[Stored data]
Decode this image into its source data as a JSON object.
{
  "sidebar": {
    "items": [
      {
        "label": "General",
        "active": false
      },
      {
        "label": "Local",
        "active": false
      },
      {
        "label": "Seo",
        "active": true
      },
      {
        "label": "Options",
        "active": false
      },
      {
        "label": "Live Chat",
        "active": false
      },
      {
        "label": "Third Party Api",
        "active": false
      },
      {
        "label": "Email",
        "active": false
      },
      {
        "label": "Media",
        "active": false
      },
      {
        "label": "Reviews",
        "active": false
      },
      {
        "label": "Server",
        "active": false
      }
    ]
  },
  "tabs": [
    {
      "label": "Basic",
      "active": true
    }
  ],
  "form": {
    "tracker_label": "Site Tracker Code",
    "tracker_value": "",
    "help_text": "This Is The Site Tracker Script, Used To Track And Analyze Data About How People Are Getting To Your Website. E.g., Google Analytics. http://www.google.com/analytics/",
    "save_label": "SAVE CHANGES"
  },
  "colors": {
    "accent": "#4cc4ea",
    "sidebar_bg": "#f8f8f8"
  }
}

What to do: Give the entries once more, exactly as they appear.

Task solution:
Decode this image into its source data as a JSON object.
{
  "sidebar": {
    "items": [
      {
        "label": "General",
        "active": false
      },
      {
        "label": "Local",
        "active": false
      },
      {
        "label": "Seo",
        "active": true
      },
      {
        "label": "Options",
        "active": false
      },
      {
        "label": "Live Chat",
        "active": false
      },
      {
        "label": "Third Party Api",
        "active": false
      },
      {
        "label": "Email",
        "active": false
      },
      {
        "label": "Media",
        "active": false
      },
      {
        "label": "Reviews",
        "active": false
      },
      {
        "label": "Server",
        "active": false
      }
    ]
  },
  "tabs": [
    {
      "label": "Basic",
      "active": true
    }
  ],
  "form": {
    "tracker_label": "Site Tracker Code",
    "tracker_value": "",
    "help_text": "This Is The Site Tracker Script, Used To Track And Analyze Data About How People Are Getting To Your Website. E.g., Google Analytics. http://www.google.com/analytics/",
    "save_label": "SAVE CHANGES"
  },
  "colors": {
    "accent": "#4cc4ea",
    "sidebar_bg": "#f8f8f8"
  }
}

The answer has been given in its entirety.